__Input for this task__:
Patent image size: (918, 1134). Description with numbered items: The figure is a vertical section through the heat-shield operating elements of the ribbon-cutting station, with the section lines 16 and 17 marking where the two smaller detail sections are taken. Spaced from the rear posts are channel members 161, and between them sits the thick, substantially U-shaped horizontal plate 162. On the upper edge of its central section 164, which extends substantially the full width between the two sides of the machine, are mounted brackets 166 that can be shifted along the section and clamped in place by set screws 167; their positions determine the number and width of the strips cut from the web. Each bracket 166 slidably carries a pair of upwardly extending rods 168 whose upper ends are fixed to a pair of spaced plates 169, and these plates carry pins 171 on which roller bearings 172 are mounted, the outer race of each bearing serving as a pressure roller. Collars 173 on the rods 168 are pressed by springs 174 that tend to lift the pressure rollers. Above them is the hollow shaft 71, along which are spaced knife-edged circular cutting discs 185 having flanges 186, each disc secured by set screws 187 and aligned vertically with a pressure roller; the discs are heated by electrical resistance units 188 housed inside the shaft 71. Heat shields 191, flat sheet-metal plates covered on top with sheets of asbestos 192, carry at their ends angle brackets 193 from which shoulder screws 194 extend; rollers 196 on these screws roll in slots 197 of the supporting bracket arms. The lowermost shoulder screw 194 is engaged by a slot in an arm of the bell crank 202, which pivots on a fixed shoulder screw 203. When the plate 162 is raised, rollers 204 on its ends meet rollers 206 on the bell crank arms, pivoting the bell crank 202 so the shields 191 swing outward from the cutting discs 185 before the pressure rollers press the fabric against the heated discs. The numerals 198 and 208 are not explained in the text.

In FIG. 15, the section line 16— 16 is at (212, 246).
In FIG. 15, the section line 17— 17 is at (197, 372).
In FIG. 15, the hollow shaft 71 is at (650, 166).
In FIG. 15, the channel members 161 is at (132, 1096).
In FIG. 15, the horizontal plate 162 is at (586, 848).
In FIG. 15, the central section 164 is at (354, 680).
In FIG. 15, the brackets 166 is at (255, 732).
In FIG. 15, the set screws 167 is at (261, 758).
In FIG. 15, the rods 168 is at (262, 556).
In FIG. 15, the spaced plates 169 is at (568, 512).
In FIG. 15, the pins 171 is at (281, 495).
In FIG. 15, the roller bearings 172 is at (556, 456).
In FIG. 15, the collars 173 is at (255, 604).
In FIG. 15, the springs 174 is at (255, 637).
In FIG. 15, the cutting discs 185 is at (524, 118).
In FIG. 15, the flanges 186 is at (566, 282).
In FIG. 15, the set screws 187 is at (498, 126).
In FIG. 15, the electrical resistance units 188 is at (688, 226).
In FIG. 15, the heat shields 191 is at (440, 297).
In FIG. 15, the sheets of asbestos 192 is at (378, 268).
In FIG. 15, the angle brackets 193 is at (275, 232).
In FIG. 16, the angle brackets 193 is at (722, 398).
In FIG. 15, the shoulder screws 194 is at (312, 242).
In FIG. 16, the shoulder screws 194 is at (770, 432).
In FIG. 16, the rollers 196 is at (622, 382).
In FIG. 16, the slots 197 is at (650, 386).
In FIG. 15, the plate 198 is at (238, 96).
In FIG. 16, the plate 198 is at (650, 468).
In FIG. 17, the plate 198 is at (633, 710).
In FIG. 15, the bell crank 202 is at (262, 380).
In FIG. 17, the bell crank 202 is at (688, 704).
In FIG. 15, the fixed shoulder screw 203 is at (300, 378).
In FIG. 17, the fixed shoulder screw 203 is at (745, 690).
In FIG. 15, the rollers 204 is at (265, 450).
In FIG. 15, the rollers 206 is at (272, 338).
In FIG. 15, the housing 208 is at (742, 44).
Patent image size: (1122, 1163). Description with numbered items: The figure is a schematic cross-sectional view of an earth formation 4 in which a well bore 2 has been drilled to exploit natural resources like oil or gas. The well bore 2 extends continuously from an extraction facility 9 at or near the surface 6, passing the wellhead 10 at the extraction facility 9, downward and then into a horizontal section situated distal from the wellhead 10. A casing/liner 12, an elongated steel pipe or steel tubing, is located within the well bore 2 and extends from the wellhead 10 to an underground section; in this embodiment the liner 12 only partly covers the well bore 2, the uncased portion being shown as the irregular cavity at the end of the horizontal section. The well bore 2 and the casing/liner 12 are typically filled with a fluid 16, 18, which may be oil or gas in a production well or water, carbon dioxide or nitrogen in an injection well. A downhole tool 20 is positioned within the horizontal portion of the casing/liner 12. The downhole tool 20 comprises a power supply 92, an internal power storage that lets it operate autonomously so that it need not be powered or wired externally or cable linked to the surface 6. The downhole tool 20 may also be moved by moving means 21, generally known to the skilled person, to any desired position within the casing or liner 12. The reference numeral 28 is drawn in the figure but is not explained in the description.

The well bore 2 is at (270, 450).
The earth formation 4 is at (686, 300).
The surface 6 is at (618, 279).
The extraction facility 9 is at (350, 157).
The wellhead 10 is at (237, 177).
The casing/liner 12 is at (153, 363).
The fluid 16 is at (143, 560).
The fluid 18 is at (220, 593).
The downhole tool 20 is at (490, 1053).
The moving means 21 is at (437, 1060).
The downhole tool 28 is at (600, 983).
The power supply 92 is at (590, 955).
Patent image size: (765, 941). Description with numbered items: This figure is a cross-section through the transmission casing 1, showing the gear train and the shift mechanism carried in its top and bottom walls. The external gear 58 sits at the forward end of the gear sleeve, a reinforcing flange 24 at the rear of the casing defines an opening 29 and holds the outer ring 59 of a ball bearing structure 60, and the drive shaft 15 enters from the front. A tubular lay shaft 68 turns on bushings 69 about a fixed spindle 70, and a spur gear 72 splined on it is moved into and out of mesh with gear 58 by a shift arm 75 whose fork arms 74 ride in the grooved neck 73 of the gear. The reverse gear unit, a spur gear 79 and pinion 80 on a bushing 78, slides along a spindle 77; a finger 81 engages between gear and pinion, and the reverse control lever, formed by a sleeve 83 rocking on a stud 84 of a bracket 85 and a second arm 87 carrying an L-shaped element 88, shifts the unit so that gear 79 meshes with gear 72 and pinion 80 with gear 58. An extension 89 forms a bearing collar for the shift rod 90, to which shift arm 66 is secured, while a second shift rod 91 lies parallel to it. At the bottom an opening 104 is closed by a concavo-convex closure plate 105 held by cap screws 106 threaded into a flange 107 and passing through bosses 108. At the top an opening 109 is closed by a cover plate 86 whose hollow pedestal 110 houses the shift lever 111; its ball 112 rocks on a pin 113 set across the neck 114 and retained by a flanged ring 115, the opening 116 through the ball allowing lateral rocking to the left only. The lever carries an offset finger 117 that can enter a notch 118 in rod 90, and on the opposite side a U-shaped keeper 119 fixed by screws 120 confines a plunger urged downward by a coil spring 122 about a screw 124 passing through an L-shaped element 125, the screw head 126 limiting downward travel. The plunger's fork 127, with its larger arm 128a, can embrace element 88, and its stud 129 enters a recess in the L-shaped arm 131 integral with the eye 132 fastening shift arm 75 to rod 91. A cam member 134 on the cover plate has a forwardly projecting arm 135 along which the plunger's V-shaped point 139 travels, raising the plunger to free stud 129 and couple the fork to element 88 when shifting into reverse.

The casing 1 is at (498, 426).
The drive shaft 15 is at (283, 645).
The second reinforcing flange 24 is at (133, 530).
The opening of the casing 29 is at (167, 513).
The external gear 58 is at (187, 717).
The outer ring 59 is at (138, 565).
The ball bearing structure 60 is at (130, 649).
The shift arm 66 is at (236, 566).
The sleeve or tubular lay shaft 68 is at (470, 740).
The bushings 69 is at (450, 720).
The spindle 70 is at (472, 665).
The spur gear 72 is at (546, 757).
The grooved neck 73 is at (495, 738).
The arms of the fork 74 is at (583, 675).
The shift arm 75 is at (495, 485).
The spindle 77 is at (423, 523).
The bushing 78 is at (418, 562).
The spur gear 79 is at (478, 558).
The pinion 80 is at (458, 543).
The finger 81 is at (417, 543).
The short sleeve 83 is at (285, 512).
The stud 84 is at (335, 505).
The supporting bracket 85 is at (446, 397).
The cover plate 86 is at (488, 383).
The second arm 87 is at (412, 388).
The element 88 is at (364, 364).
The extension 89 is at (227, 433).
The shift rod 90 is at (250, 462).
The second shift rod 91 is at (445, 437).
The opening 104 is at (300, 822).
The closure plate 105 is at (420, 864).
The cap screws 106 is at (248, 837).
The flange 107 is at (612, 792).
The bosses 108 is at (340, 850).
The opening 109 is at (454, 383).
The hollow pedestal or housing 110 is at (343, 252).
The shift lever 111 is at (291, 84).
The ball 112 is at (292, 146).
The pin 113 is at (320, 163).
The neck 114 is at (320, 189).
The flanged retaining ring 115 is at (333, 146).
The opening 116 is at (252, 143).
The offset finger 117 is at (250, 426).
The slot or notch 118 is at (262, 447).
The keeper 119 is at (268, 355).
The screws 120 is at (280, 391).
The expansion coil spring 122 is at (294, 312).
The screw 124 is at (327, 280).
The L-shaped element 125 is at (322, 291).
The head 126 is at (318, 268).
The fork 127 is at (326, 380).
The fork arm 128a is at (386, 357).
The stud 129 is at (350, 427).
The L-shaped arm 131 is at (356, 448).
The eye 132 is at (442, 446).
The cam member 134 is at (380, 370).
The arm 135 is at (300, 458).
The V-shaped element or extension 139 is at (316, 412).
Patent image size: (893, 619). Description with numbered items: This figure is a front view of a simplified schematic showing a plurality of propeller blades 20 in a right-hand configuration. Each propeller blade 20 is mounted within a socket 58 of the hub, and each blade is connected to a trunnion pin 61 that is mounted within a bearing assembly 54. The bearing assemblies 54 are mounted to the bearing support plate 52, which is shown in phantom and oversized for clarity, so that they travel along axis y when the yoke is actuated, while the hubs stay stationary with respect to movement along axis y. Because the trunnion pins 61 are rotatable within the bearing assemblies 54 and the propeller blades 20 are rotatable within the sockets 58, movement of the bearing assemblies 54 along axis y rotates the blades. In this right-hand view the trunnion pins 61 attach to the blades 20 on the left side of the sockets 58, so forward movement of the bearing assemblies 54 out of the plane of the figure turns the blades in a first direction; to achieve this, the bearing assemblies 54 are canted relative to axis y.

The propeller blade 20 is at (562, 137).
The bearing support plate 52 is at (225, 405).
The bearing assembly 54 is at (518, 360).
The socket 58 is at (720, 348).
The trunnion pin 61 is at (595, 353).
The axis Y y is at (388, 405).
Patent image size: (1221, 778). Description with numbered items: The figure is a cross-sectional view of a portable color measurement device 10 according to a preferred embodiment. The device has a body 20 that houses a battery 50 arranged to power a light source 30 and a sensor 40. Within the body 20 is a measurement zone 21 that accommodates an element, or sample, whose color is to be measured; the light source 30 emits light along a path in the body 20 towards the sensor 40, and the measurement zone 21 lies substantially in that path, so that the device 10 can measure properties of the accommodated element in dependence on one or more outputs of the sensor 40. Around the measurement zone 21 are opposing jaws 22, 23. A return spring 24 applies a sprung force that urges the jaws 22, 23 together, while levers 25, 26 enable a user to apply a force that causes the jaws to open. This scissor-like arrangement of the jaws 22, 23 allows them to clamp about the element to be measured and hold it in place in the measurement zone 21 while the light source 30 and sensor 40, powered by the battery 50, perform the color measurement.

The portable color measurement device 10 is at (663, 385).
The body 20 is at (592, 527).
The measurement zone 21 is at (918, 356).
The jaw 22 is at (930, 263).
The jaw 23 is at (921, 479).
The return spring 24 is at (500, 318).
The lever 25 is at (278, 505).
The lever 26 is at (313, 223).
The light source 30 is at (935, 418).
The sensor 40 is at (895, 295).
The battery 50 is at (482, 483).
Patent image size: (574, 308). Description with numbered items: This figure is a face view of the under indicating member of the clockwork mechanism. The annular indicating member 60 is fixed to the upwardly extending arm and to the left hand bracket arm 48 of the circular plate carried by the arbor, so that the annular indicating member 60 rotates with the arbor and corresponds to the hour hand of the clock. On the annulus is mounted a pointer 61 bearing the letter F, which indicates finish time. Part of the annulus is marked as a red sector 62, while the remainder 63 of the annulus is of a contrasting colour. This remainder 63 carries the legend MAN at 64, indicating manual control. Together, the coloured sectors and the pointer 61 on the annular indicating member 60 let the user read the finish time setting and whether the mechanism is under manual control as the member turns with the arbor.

__Exercise instructions__:
Turn the records between the line containing "Patent image size: (1221, 778)." and the line containing "The battery 50 is at (482, 483).", inclusive, into a numbered list, dropping any blank lines.

__Task answer__:
1. Patent image size: (1221, 778). Description with numbered items: The figure is a cross-sectional view of a portable color measurement device 10 according to a preferred embodiment. The device has a body 20 that houses a battery 50 arranged to power a light source 30 and a sensor 40. Within the body 20 is a measurement zone 21 that accommodates an element, or sample, whose color is to be measured; the light source 30 emits light along a path in the body 20 towards the sensor 40, and the measurement zone 21 lies substantially in that path, so that the device 10 can measure properties of the accommodated element in dependence on one or more outputs of the sensor 40. Around the measurement zone 21 are opposing jaws 22, 23. A return spring 24 applies a sprung force that urges the jaws 22, 23 together, while levers 25, 26 enable a user to apply a force that causes the jaws to open. This scissor-like arrangement of the jaws 22, 23 allows them to clamp about the element to be measured and hold it in place in the measurement zone 21 while the light source 30 and sensor 40, powered by the battery 50, perform the color measurement.
2. The portable color measurement device 10 is at (663, 385).
3. The body 20 is at (592, 527).
4. The measurement zone 21 is at (918, 356).
5. The jaw 22 is at (930, 263).
6. The jaw 23 is at (921, 479).
7. The return spring 24 is at (500, 318).
8. The lever 25 is at (278, 505).
9. The lever 26 is at (313, 223).
10. The light source 30 is at (935, 418).
11. The sensor 40 is at (895, 295).
12. The battery 50 is at (482, 483).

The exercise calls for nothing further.